What is needed:
Keep only the lines of the data below that contain "planned", and copy them.

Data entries
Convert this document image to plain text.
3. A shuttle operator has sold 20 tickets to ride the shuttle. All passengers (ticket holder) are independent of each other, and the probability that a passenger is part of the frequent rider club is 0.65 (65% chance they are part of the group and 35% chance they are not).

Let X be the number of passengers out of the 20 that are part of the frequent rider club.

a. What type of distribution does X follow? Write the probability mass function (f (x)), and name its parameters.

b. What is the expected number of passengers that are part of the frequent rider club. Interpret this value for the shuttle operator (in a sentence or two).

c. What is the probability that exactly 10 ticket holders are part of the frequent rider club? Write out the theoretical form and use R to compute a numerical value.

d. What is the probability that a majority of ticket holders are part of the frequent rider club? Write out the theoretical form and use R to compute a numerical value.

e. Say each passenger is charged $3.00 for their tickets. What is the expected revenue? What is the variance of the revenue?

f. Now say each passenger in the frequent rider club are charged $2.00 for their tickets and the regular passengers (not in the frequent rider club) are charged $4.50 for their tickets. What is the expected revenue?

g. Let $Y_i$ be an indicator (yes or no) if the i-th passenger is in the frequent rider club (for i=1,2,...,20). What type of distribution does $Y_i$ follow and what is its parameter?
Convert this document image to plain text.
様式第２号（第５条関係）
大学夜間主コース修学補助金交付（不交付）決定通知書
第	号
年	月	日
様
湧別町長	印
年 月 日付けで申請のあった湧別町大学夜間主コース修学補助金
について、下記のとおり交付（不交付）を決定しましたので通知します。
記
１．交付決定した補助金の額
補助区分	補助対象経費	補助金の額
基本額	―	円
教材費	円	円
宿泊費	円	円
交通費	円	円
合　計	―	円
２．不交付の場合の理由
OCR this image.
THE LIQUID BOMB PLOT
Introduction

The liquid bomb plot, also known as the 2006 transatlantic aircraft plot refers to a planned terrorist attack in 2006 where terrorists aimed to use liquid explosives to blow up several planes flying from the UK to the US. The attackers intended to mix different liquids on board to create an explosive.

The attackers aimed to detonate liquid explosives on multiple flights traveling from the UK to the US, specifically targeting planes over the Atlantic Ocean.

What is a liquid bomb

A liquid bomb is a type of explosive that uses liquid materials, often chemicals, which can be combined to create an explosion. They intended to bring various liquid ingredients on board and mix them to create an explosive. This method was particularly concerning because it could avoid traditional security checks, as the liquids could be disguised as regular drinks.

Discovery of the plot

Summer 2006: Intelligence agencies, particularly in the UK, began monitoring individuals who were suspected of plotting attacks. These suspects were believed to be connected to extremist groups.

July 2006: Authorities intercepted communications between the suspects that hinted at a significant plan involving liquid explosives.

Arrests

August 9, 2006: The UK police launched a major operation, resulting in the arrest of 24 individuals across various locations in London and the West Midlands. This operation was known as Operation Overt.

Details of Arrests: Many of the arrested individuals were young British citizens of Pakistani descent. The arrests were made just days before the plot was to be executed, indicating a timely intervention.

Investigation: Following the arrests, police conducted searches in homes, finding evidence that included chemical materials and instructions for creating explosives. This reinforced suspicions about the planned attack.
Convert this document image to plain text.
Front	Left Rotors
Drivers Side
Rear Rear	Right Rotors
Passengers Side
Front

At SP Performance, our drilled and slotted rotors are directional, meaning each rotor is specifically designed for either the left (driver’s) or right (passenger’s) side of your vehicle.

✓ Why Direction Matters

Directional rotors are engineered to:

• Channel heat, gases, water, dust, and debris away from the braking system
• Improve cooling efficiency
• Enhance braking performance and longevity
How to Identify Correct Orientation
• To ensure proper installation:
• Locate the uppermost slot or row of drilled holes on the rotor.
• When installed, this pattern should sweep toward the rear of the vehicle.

Result of this exercise:
The liquid bomb plot, also known as the 2006 transatlantic aircraft plot refers to a planned terrorist attack in 2006 where terrorists aimed to use liquid explosives to blow up several planes flying from the UK to the US. The attackers intended to mix different liquids on board to create an explosive.
Investigation: Following the arrests, police conducted searches in homes, finding evidence that included chemical materials and instructions for creating explosives. This reinforced suspicions about the planned attack.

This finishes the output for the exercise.